## Records to use

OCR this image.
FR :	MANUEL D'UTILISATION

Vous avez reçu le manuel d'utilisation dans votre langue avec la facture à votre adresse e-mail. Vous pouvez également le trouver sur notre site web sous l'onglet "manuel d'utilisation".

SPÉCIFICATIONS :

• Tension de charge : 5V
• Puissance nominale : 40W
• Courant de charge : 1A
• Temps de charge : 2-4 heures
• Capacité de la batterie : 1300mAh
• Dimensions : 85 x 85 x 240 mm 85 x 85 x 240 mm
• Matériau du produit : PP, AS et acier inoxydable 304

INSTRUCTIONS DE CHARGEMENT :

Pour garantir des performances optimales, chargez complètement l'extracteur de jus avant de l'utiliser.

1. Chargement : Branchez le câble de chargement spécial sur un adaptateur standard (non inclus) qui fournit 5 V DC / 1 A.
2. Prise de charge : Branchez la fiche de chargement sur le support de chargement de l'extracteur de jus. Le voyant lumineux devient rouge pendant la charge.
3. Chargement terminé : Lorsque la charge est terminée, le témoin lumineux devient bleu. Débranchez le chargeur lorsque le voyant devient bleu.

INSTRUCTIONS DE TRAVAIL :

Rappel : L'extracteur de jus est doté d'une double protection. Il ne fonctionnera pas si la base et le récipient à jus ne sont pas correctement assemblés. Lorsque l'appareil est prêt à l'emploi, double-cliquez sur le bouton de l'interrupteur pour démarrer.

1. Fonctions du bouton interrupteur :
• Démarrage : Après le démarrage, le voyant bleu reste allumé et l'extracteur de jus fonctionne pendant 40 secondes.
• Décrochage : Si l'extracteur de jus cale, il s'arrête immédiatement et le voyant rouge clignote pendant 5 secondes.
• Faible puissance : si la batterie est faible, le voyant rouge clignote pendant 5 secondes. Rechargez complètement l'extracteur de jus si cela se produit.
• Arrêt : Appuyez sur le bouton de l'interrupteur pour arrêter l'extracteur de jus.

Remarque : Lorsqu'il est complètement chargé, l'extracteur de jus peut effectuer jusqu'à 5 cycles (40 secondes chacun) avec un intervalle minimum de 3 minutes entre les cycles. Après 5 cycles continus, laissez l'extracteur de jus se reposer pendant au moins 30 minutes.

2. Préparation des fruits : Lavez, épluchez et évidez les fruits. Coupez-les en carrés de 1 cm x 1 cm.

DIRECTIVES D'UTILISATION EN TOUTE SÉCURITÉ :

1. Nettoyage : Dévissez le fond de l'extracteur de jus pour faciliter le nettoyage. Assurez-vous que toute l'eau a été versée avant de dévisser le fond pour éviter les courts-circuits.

## Given exercise
Extract each entry in full and write it down exactly.

## Answer to the problem
OCR this image.
FR :	MANUEL D'UTILISATION

Vous avez reçu le manuel d'utilisation dans votre langue avec la facture à votre adresse e-mail. Vous pouvez également le trouver sur notre site web sous l'onglet "manuel d'utilisation".

SPÉCIFICATIONS :

• Tension de charge : 5V
• Puissance nominale : 40W
• Courant de charge : 1A
• Temps de charge : 2-4 heures
• Capacité de la batterie : 1300mAh
• Dimensions : 85 x 85 x 240 mm 85 x 85 x 240 mm
• Matériau du produit : PP, AS et acier inoxydable 304

INSTRUCTIONS DE CHARGEMENT :

Pour garantir des performances optimales, chargez complètement l'extracteur de jus avant de l'utiliser.

1. Chargement : Branchez le câble de chargement spécial sur un adaptateur standard (non inclus) qui fournit 5 V DC / 1 A.
2. Prise de charge : Branchez la fiche de chargement sur le support de chargement de l'extracteur de jus. Le voyant lumineux devient rouge pendant la charge.
3. Chargement terminé : Lorsque la charge est terminée, le témoin lumineux devient bleu. Débranchez le chargeur lorsque le voyant devient bleu.

INSTRUCTIONS DE TRAVAIL :

Rappel : L'extracteur de jus est doté d'une double protection. Il ne fonctionnera pas si la base et le récipient à jus ne sont pas correctement assemblés. Lorsque l'appareil est prêt à l'emploi, double-cliquez sur le bouton de l'interrupteur pour démarrer.

1. Fonctions du bouton interrupteur :
• Démarrage : Après le démarrage, le voyant bleu reste allumé et l'extracteur de jus fonctionne pendant 40 secondes.
• Décrochage : Si l'extracteur de jus cale, il s'arrête immédiatement et le voyant rouge clignote pendant 5 secondes.
• Faible puissance : si la batterie est faible, le voyant rouge clignote pendant 5 secondes. Rechargez complètement l'extracteur de jus si cela se produit.
• Arrêt : Appuyez sur le bouton de l'interrupteur pour arrêter l'extracteur de jus.

Remarque : Lorsqu'il est complètement chargé, l'extracteur de jus peut effectuer jusqu'à 5 cycles (40 secondes chacun) avec un intervalle minimum de 3 minutes entre les cycles. Après 5 cycles continus, laissez l'extracteur de jus se reposer pendant au moins 30 minutes.

2. Préparation des fruits : Lavez, épluchez et évidez les fruits. Coupez-les en carrés de 1 cm x 1 cm.

DIRECTIVES D'UTILISATION EN TOUTE SÉCURITÉ :

1. Nettoyage : Dévissez le fond de l'extracteur de jus pour faciliter le nettoyage. Assurez-vous que toute l'eau a été versée avant de dévisser le fond pour éviter les courts-circuits.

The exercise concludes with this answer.